• [Data extract]:
=====
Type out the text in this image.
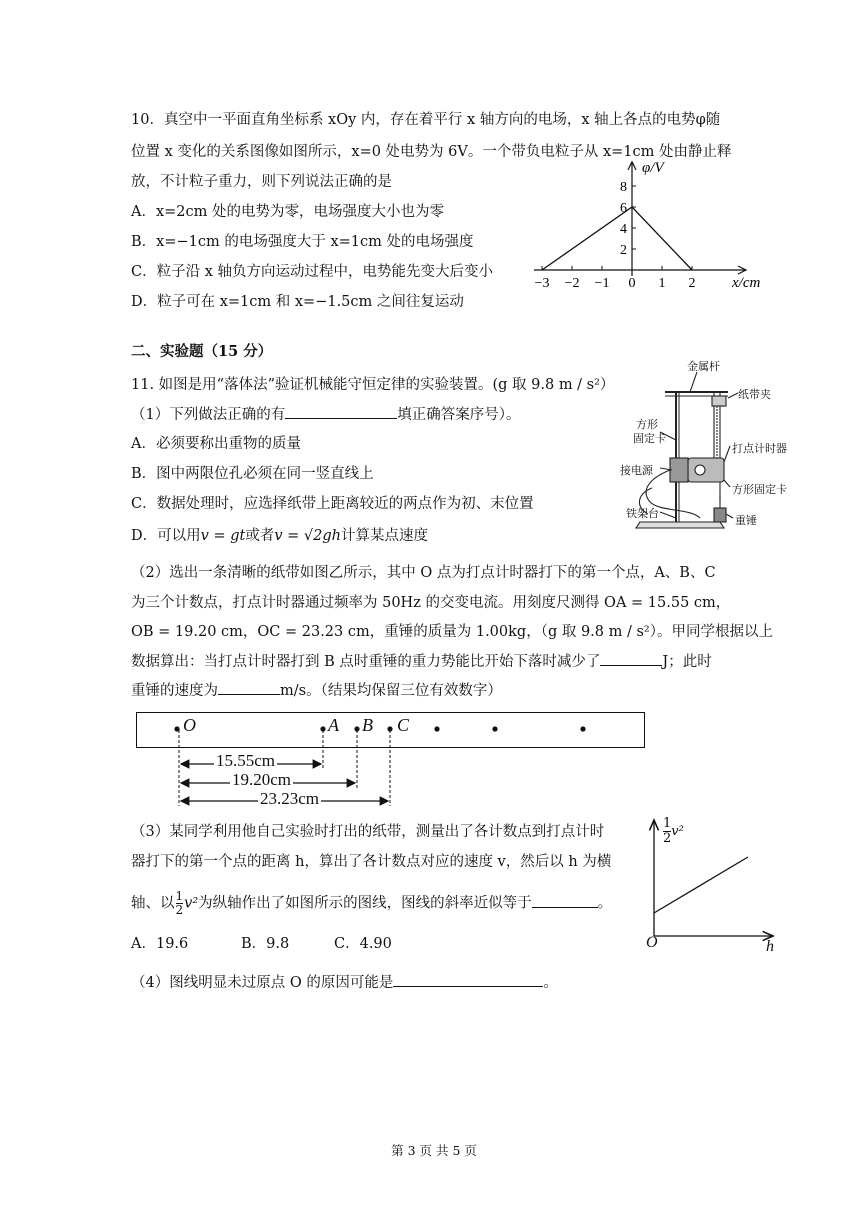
10．真空中一平面直角坐标系 xOy 内，存在着平行 x 轴方向的电场，x 轴上各点的电势φ随
位置 x 变化的关系图像如图所示，x=0 处电势为 6V。一个带负电粒子从 x=1cm 处由静止释
放，不计粒子重力，则下列说法正确的是
A．x=2cm 处的电势为零，电场强度大小也为零
B．x=−1cm 的电场强度大于 x=1cm 处的电场强度
C．粒子沿 x 轴负方向运动过程中，电势能先变大后变小
D．粒子可在 x=1cm 和 x=−1.5cm 之间往复运动
2
4
6
8
−3 −2 −1 0 1 2
φ/V
x/cm
二、实验题（15 分）
11. 如图是用“落体法”验证机械能守恒定律的实验装置。(g 取 9.8 m / s²）
（1）下列做法正确的有	填正确答案序号）。
A．必须要称出重物的质量
B．图中两限位孔必须在同一竖直线上
C．数据处理时，应选择纸带上距离较近的两点作为初、末位置
D．可以用v = gt或者v = √2gh计算某点速度
（2）选出一条清晰的纸带如图乙所示，其中 O 点为打点计时器打下的第一个点，A、B、C
为三个计数点，打点计时器通过频率为 50Hz 的交变电流。用刻度尺测得 OA = 15.55 cm，
OB = 19.20 cm，OC = 23.23 cm，重锤的质量为 1.00kg，（g 取 9.8 m / s²）。甲同学根据以上
数据算出：当打点计时器打到 B 点时重锤的重力势能比开始下落时减少了	J；此时
重锤的速度为	m/s。（结果均保留三位有效数字）
O	A B C
15.55cm
19.20cm
23.23cm
（3）某同学利用他自己实验时打出的纸带，测量出了各计数点到打点计时
器打下的第一个点的距离 h，算出了各计数点对应的速度 v，然后以 h 为横
轴、以 $\frac{1}{2} v^2$为纵轴作出了如图所示的图线，图线的斜率近似等于	。
A．19.6	B．9.8	C．4.90
（4）图线明显未过原点 O 的原因可能是	。
$\frac{1}{2} v^2$
O	h
金属杆
纸带夹
方形
固定卡
打点计时器
接电源
方形固定卡
铁架台
重锤
第 3 页 共 5 页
=====
• [What the exercise asks]: Provide only the number of lines in the records containing the string "frac".

• [Problem solution]: 2